Give the records back in full, exactly as they read.

◇ ◇ ◇ ◇ ◇

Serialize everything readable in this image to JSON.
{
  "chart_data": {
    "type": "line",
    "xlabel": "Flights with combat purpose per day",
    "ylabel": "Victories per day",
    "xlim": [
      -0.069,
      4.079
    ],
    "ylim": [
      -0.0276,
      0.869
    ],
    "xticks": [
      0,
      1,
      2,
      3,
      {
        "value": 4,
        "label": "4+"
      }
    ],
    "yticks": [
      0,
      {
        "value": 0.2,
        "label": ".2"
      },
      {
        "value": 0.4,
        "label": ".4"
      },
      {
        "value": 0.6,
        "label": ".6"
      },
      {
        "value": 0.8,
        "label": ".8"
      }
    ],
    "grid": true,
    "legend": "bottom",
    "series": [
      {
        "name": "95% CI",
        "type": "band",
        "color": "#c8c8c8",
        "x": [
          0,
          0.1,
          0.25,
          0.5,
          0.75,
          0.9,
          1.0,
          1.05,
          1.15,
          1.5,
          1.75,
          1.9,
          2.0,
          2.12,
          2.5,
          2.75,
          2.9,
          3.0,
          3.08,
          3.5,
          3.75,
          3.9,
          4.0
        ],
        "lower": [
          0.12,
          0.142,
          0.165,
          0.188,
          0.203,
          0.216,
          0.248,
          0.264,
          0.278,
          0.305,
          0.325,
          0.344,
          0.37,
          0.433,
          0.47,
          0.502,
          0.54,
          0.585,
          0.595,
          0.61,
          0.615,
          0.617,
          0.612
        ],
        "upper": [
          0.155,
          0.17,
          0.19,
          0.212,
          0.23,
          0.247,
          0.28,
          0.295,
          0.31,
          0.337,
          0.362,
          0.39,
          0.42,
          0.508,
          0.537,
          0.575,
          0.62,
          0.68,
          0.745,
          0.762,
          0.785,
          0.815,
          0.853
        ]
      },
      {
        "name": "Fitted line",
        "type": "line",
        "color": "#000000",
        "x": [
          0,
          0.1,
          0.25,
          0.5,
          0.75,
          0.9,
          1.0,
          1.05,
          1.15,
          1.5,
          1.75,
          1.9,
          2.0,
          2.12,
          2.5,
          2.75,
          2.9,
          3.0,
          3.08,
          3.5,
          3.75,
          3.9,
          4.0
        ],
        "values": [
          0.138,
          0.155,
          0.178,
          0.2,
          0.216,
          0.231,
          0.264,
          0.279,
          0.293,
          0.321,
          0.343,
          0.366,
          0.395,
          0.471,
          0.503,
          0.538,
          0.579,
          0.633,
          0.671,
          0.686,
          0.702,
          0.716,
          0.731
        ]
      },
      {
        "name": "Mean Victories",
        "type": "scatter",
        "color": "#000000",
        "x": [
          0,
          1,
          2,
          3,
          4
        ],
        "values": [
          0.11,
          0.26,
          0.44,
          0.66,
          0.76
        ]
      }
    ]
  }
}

◇ ◇ ◇ ◇ ◇

Written response
Serialize everything readable in this image to JSON.
{
  "chart_data": {
    "type": "line",
    "xlabel": "Flights with combat purpose per day",
    "ylabel": "Victories per day",
    "xlim": [
      -0.069,
      4.079
    ],
    "ylim": [
      -0.0276,
      0.869
    ],
    "xticks": [
      0,
      1,
      2,
      3,
      {
        "value": 4,
        "label": "4+"
      }
    ],
    "yticks": [
      0,
      {
        "value": 0.2,
        "label": ".2"
      },
      {
        "value": 0.4,
        "label": ".4"
      },
      {
        "value": 0.6,
        "label": ".6"
      },
      {
        "value": 0.8,
        "label": ".8"
      }
    ],
    "grid": true,
    "legend": "bottom",
    "series": [
      {
        "name": "95% CI",
        "type": "band",
        "color": "#c8c8c8",
        "x": [
          0,
          0.1,
          0.25,
          0.5,
          0.75,
          0.9,
          1.0,
          1.05,
          1.15,
          1.5,
          1.75,
          1.9,
          2.0,
          2.12,
          2.5,
          2.75,
          2.9,
          3.0,
          3.08,
          3.5,
          3.75,
          3.9,
          4.0
        ],
        "lower": [
          0.12,
          0.142,
          0.165,
          0.188,
          0.203,
          0.216,
          0.248,
          0.264,
          0.278,
          0.305,
          0.325,
          0.344,
          0.37,
          0.433,
          0.47,
          0.502,
          0.54,
          0.585,
          0.595,
          0.61,
          0.615,
          0.617,
          0.612
        ],
        "upper": [
          0.155,
          0.17,
          0.19,
          0.212,
          0.23,
          0.247,
          0.28,
          0.295,
          0.31,
          0.337,
          0.362,
          0.39,
          0.42,
          0.508,
          0.537,
          0.575,
          0.62,
          0.68,
          0.745,
          0.762,
          0.785,
          0.815,
          0.853
        ]
      },
      {
        "name": "Fitted line",
        "type": "line",
        "color": "#000000",
        "x": [
          0,
          0.1,
          0.25,
          0.5,
          0.75,
          0.9,
          1.0,
          1.05,
          1.15,
          1.5,
          1.75,
          1.9,
          2.0,
          2.12,
          2.5,
          2.75,
          2.9,
          3.0,
          3.08,
          3.5,
          3.75,
          3.9,
          4.0
        ],
        "values": [
          0.138,
          0.155,
          0.178,
          0.2,
          0.216,
          0.231,
          0.264,
          0.279,
          0.293,
          0.321,
          0.343,
          0.366,
          0.395,
          0.471,
          0.503,
          0.538,
          0.579,
          0.633,
          0.671,
          0.686,
          0.702,
          0.716,
          0.731
        ]
      },
      {
        "name": "Mean Victories",
        "type": "scatter",
        "color": "#000000",
        "x": [
          0,
          1,
          2,
          3,
          4
        ],
        "values": [
          0.11,
          0.26,
          0.44,
          0.66,
          0.76
        ]
      }
    ]
  }
}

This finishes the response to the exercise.